### WHAT IS NEEDED
Check every line of the material below for the string "xmax", and return the ones that have it.

[Figure record extracts]
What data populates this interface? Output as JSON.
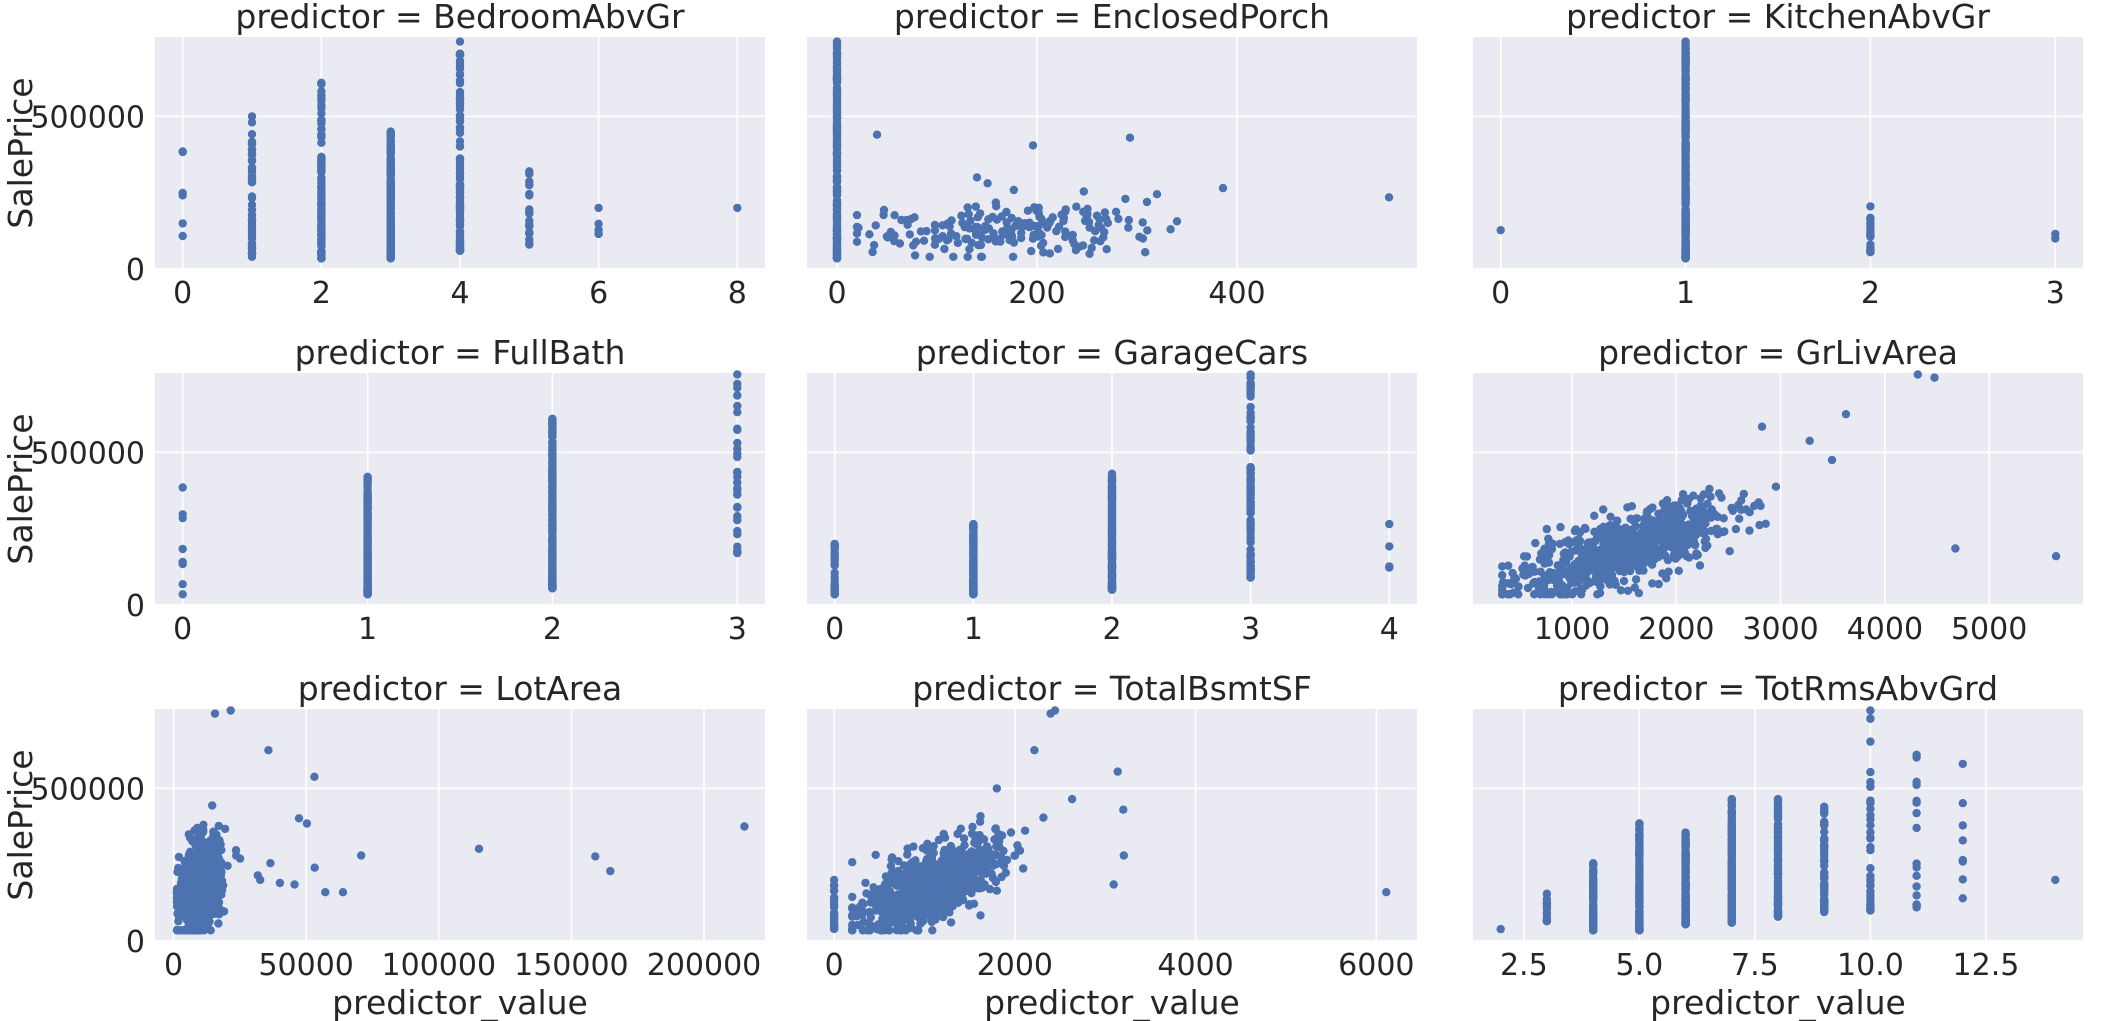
{
  "chart_data": {
    "type": "scatter",
    "layout": "facet-grid-3x3",
    "xlabel": "predictor_value",
    "ylabel": "SalePrice",
    "shared_y": {
      "ylim": [
        0,
        760000
      ],
      "ticks": [
        0,
        500000
      ],
      "tick_labels": [
        "0",
        "500000"
      ]
    },
    "marker_color": "#4C72B0",
    "background_color": "#EAEAF2",
    "grid": true,
    "panels": [
      {
        "title": "predictor = BedroomAbvGr",
        "xlim": [
          -0.4,
          8.4
        ],
        "xticks": [
          0,
          2,
          4,
          6,
          8
        ],
        "xtick_labels": [
          "0",
          "2",
          "4",
          "6",
          "8"
        ],
        "columns": [
          {
            "x": 0,
            "ymin": 108000,
            "ymax": 385000,
            "n": 6
          },
          {
            "x": 1,
            "ymin": 40000,
            "ymax": 500000,
            "n": 50
          },
          {
            "x": 2,
            "ymin": 35000,
            "ymax": 610000,
            "n": 120
          },
          {
            "x": 3,
            "ymin": 35000,
            "ymax": 450000,
            "n": 220
          },
          {
            "x": 4,
            "ymin": 60000,
            "ymax": 745000,
            "n": 120
          },
          {
            "x": 5,
            "ymin": 80000,
            "ymax": 320000,
            "n": 20
          },
          {
            "x": 6,
            "ymin": 115000,
            "ymax": 200000,
            "n": 5
          },
          {
            "x": 8,
            "ymin": 200000,
            "ymax": 200000,
            "n": 1
          }
        ]
      },
      {
        "title": "predictor = EnclosedPorch",
        "xlim": [
          -30,
          580
        ],
        "xticks": [
          0,
          200,
          400
        ],
        "xtick_labels": [
          "0",
          "200",
          "400"
        ],
        "columns": [
          {
            "x": 0,
            "ymin": 35000,
            "ymax": 745000,
            "n": 200
          }
        ],
        "cloud": {
          "n": 200,
          "xmean": 165,
          "xsd": 70,
          "xmin": 20,
          "xmax": 340,
          "ymean": 130000,
          "ysd": 40000,
          "ymin": 40000,
          "ymax": 330000,
          "rho": 0.1
        },
        "points": [
          [
            40,
            440000
          ],
          [
            196,
            405000
          ],
          [
            293,
            430000
          ],
          [
            386,
            265000
          ],
          [
            552,
            235000
          ],
          [
            320,
            245000
          ],
          [
            140,
            300000
          ]
        ]
      },
      {
        "title": "predictor = KitchenAbvGr",
        "xlim": [
          -0.15,
          3.15
        ],
        "xticks": [
          0,
          1,
          2,
          3
        ],
        "xtick_labels": [
          "0",
          "1",
          "2",
          "3"
        ],
        "columns": [
          {
            "x": 0,
            "ymin": 127000,
            "ymax": 127000,
            "n": 1
          },
          {
            "x": 1,
            "ymin": 35000,
            "ymax": 745000,
            "n": 300
          },
          {
            "x": 2,
            "ymin": 55000,
            "ymax": 205000,
            "n": 20
          },
          {
            "x": 3,
            "ymin": 100000,
            "ymax": 115000,
            "n": 2
          }
        ]
      },
      {
        "title": "predictor = FullBath",
        "xlim": [
          -0.15,
          3.15
        ],
        "xticks": [
          0,
          1,
          2,
          3
        ],
        "xtick_labels": [
          "0",
          "1",
          "2",
          "3"
        ],
        "columns": [
          {
            "x": 0,
            "ymin": 35000,
            "ymax": 385000,
            "n": 8
          },
          {
            "x": 1,
            "ymin": 35000,
            "ymax": 420000,
            "n": 200
          },
          {
            "x": 2,
            "ymin": 55000,
            "ymax": 610000,
            "n": 250
          },
          {
            "x": 3,
            "ymin": 170000,
            "ymax": 755000,
            "n": 30
          }
        ]
      },
      {
        "title": "predictor = GarageCars",
        "xlim": [
          -0.2,
          4.2
        ],
        "xticks": [
          0,
          1,
          2,
          3,
          4
        ],
        "xtick_labels": [
          "0",
          "1",
          "2",
          "3",
          "4"
        ],
        "columns": [
          {
            "x": 0,
            "ymin": 35000,
            "ymax": 200000,
            "n": 40
          },
          {
            "x": 1,
            "ymin": 35000,
            "ymax": 265000,
            "n": 150
          },
          {
            "x": 2,
            "ymin": 50000,
            "ymax": 430000,
            "n": 200
          },
          {
            "x": 3,
            "ymin": 90000,
            "ymax": 755000,
            "n": 120
          },
          {
            "x": 4,
            "ymin": 123000,
            "ymax": 265000,
            "n": 5
          }
        ]
      },
      {
        "title": "predictor = GrLivArea",
        "xlim": [
          50,
          5900
        ],
        "xticks": [
          1000,
          2000,
          3000,
          4000,
          5000
        ],
        "xtick_labels": [
          "1000",
          "2000",
          "3000",
          "4000",
          "5000"
        ],
        "cloud": {
          "n": 800,
          "xmean": 1500,
          "xsd": 500,
          "xmin": 330,
          "xmax": 3400,
          "ymean": 180000,
          "ysd": 75000,
          "ymin": 35000,
          "ymax": 600000,
          "rho": 0.72
        },
        "points": [
          [
            4316,
            755000
          ],
          [
            4476,
            745000
          ],
          [
            3627,
            625000
          ],
          [
            4676,
            185000
          ],
          [
            5642,
            160000
          ],
          [
            3493,
            475000
          ],
          [
            3279,
            538000
          ],
          [
            2822,
            584000
          ]
        ]
      },
      {
        "title": "predictor = LotArea",
        "xlim": [
          -7000,
          223000
        ],
        "xticks": [
          0,
          50000,
          100000,
          150000,
          200000
        ],
        "xtick_labels": [
          "0",
          "50000",
          "100000",
          "150000",
          "200000"
        ],
        "cloud": {
          "n": 900,
          "xmean": 10000,
          "xsd": 3800,
          "xmin": 1300,
          "xmax": 30000,
          "ymean": 180000,
          "ysd": 75000,
          "ymin": 35000,
          "ymax": 600000,
          "rho": 0.35
        },
        "points": [
          [
            21535,
            755000
          ],
          [
            15623,
            745000
          ],
          [
            35760,
            625000
          ],
          [
            53107,
            538000
          ],
          [
            215245,
            375000
          ],
          [
            164660,
            228950
          ],
          [
            159000,
            277000
          ],
          [
            115149,
            302000
          ],
          [
            70761,
            280000
          ],
          [
            57200,
            160000
          ],
          [
            63887,
            160000
          ],
          [
            47280,
            402000
          ],
          [
            50271,
            385000
          ],
          [
            53227,
            240000
          ],
          [
            32668,
            200000
          ],
          [
            40094,
            190000
          ],
          [
            45600,
            185000
          ],
          [
            25095,
            270000
          ],
          [
            31770,
            215000
          ],
          [
            36500,
            255000
          ]
        ]
      },
      {
        "title": "predictor = TotalBsmtSF",
        "xlim": [
          -300,
          6450
        ],
        "xticks": [
          0,
          2000,
          4000,
          6000
        ],
        "xtick_labels": [
          "0",
          "2000",
          "4000",
          "6000"
        ],
        "columns": [
          {
            "x": 0,
            "ymin": 40000,
            "ymax": 200000,
            "n": 30
          }
        ],
        "cloud": {
          "n": 800,
          "xmean": 1060,
          "xsd": 380,
          "xmin": 200,
          "xmax": 2400,
          "ymean": 180000,
          "ysd": 75000,
          "ymin": 35000,
          "ymax": 600000,
          "rho": 0.62
        },
        "points": [
          [
            2444,
            755000
          ],
          [
            2396,
            745000
          ],
          [
            2216,
            625000
          ],
          [
            6110,
            160000
          ],
          [
            3200,
            430000
          ],
          [
            3138,
            555000
          ],
          [
            3094,
            185000
          ],
          [
            3206,
            280000
          ],
          [
            2633,
            465000
          ],
          [
            1800,
            500000
          ]
        ]
      },
      {
        "title": "predictor = TotRmsAbvGrd",
        "xlim": [
          1.4,
          14.6
        ],
        "xticks": [
          2.5,
          5.0,
          7.5,
          10.0,
          12.5
        ],
        "xtick_labels": [
          "2.5",
          "5.0",
          "7.5",
          "10.0",
          "12.5"
        ],
        "columns": [
          {
            "x": 2,
            "ymin": 39000,
            "ymax": 39000,
            "n": 1
          },
          {
            "x": 3,
            "ymin": 65000,
            "ymax": 155000,
            "n": 15
          },
          {
            "x": 4,
            "ymin": 35000,
            "ymax": 255000,
            "n": 80
          },
          {
            "x": 5,
            "ymin": 35000,
            "ymax": 385000,
            "n": 150
          },
          {
            "x": 6,
            "ymin": 55000,
            "ymax": 355000,
            "n": 180
          },
          {
            "x": 7,
            "ymin": 60000,
            "ymax": 465000,
            "n": 180
          },
          {
            "x": 8,
            "ymin": 80000,
            "ymax": 465000,
            "n": 120
          },
          {
            "x": 9,
            "ymin": 95000,
            "ymax": 440000,
            "n": 70
          },
          {
            "x": 10,
            "ymin": 100000,
            "ymax": 755000,
            "n": 40
          },
          {
            "x": 11,
            "ymin": 110000,
            "ymax": 610000,
            "n": 18
          },
          {
            "x": 12,
            "ymin": 140000,
            "ymax": 580000,
            "n": 8
          },
          {
            "x": 14,
            "ymin": 200000,
            "ymax": 200000,
            "n": 1
          }
        ]
      }
    ]
  }
}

### ANSWER TO THE TASK
          "xmax": 340,
          "xmax": 3400,
          "xmax": 30000,
          "xmax": 2400,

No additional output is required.